(Some records)
>>>>>

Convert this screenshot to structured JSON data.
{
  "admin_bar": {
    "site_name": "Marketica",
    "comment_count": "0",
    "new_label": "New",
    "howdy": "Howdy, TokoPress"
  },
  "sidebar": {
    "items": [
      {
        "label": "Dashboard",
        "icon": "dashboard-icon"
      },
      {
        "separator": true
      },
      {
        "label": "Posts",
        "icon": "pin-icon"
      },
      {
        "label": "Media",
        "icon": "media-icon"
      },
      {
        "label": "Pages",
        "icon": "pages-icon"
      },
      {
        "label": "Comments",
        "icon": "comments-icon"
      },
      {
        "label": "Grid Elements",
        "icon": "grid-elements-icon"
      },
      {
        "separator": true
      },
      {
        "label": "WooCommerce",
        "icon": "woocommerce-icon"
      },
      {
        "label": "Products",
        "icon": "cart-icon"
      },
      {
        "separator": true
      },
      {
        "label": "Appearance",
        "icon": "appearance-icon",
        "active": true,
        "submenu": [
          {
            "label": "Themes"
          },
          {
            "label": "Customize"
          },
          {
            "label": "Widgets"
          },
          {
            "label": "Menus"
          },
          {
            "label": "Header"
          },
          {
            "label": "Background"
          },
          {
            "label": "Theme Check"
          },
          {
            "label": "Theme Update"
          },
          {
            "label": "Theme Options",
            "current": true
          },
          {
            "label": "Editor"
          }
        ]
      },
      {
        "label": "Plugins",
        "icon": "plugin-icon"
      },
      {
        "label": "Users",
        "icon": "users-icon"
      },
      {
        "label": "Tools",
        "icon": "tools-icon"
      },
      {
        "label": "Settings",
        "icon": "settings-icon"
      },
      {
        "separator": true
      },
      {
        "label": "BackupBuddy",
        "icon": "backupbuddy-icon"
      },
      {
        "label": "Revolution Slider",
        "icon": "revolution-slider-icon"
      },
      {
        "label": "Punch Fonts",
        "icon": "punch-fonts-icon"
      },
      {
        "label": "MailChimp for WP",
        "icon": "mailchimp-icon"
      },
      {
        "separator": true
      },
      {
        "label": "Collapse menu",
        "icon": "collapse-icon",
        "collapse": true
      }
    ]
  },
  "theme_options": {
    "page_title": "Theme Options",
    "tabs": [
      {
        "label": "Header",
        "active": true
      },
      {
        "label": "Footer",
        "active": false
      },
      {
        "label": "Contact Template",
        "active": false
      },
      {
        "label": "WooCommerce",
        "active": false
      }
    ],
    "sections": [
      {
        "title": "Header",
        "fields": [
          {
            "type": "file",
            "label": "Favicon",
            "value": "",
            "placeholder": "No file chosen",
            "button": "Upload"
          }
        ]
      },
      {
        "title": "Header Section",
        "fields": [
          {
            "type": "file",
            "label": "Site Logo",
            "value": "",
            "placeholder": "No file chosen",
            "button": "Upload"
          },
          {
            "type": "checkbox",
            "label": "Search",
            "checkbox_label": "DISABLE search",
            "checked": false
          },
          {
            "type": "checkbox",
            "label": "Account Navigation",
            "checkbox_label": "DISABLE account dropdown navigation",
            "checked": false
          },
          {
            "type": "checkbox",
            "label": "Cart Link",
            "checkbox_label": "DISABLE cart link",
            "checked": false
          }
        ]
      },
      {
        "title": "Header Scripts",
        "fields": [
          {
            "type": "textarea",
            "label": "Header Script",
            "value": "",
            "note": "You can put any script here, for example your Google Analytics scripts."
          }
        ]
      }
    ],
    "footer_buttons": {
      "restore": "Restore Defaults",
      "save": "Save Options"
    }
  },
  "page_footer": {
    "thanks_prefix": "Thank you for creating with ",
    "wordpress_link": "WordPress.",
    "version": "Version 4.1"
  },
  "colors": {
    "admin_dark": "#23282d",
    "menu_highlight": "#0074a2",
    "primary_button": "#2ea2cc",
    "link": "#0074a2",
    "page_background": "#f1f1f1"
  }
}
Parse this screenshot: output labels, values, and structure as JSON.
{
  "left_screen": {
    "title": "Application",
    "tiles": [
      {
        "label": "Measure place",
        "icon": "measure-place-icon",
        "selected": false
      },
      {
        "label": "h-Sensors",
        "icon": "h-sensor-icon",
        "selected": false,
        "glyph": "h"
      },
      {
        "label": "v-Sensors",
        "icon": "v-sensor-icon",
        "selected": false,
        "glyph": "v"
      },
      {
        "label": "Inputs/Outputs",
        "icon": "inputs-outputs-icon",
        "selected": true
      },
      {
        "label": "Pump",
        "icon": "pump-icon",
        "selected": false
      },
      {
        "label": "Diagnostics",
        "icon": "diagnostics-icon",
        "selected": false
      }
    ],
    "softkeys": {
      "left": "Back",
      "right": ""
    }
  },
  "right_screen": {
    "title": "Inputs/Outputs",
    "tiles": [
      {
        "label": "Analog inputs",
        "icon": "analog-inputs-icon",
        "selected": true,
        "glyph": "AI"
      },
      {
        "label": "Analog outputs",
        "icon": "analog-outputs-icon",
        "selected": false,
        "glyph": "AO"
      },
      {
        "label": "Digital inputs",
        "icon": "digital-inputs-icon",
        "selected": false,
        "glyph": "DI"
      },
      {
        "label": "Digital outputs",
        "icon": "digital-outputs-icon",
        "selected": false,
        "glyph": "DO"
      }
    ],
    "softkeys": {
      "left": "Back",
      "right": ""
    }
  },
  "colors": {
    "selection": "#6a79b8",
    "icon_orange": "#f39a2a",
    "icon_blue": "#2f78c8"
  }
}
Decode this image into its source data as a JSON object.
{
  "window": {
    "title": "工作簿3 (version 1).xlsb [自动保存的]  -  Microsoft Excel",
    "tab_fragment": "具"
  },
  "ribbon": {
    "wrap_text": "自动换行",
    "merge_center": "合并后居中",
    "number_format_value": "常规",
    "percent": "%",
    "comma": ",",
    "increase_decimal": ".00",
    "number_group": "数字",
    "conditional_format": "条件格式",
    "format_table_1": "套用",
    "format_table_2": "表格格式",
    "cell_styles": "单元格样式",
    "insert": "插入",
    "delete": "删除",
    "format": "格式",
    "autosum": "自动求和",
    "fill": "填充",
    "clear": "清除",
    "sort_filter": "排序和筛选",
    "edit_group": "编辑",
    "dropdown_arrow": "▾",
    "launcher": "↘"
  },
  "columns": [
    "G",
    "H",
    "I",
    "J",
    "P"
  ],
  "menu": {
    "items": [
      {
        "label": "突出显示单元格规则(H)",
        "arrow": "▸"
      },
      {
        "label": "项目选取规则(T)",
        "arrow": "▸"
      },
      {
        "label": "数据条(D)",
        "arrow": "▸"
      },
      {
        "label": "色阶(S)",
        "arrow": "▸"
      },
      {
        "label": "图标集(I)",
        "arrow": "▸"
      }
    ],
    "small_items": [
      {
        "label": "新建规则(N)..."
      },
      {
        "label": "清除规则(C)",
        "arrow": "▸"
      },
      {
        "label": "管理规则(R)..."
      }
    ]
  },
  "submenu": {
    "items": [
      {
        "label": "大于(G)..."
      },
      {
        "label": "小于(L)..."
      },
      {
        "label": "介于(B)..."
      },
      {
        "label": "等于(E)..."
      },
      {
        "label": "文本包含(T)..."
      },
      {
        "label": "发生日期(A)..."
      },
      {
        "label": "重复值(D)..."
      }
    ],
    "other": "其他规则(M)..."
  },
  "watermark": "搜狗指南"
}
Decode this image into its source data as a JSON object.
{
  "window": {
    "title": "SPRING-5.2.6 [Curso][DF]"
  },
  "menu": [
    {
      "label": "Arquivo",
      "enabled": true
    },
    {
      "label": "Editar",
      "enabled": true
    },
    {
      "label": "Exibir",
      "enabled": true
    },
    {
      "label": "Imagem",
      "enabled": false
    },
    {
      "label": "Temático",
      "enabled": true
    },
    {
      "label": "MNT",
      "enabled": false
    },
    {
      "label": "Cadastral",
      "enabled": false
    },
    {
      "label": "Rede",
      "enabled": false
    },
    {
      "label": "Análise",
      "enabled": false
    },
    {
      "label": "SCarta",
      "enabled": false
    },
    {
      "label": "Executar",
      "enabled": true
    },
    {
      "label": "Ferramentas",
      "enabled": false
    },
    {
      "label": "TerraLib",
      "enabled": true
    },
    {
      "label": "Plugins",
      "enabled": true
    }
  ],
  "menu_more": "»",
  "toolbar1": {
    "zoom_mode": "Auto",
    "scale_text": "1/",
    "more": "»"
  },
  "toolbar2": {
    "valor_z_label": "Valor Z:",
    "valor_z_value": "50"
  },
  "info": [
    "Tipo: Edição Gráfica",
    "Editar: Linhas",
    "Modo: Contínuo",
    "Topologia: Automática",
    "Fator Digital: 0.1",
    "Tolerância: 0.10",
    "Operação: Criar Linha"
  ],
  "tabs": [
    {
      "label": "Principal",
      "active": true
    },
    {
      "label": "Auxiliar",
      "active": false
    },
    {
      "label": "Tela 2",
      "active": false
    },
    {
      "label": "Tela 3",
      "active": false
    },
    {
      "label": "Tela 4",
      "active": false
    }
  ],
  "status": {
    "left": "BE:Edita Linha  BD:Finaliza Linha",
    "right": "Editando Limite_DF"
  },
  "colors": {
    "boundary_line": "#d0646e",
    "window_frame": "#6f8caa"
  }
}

<<<<<

- _Task prompt_
Count each line where the string "DISABLE" occurs, and write only the number.

- _Complete answer_
3